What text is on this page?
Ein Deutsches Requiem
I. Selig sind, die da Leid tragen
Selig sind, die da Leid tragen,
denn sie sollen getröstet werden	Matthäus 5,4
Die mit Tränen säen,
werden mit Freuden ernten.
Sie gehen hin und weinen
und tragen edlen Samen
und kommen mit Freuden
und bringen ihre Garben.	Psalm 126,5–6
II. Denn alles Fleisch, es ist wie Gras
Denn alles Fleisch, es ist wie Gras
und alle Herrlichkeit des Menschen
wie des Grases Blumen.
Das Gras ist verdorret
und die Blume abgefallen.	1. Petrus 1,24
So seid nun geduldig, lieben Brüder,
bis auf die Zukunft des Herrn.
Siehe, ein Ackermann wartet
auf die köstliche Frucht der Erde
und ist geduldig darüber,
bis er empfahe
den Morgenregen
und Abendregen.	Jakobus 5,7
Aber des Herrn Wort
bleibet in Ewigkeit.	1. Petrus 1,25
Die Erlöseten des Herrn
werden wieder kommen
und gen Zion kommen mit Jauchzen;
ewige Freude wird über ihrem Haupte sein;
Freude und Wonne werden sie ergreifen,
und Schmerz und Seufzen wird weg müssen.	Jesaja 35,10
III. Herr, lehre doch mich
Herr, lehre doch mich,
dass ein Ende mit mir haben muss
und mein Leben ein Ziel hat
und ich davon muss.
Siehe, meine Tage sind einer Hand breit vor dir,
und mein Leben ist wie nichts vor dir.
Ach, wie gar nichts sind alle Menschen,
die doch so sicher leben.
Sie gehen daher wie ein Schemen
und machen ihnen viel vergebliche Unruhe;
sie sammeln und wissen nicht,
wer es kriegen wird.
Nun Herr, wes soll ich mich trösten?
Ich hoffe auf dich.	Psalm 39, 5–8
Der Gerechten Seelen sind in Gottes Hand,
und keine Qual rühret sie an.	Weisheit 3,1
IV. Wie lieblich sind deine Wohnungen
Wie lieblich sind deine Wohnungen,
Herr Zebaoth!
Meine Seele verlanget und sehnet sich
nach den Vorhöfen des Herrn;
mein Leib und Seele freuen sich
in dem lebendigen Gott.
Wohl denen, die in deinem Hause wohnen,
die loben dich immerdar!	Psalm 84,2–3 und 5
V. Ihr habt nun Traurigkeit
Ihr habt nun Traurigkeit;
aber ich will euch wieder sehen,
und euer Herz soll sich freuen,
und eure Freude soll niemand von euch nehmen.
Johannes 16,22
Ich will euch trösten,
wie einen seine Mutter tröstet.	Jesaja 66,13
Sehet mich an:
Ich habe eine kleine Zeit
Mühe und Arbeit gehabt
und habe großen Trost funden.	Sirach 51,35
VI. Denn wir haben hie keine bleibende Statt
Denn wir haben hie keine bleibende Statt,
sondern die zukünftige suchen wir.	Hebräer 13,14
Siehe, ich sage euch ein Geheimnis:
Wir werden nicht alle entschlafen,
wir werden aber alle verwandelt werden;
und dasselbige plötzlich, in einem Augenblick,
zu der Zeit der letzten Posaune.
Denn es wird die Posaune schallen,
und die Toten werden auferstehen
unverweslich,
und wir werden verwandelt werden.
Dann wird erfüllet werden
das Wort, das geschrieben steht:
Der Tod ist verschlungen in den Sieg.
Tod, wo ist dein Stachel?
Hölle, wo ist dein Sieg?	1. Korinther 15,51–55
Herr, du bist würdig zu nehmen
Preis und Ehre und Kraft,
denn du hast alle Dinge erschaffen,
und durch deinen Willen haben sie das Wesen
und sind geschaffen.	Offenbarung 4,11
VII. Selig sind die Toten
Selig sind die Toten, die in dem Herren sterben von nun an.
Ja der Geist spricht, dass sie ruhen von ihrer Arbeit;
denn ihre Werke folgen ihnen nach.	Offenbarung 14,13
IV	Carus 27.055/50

> THE REQUEST: Copy each line of the records containing the string "gehen".

> SOLUTION TO THE PROBLEM:
Sie gehen hin und weinen
Sie gehen daher wie ein Schemen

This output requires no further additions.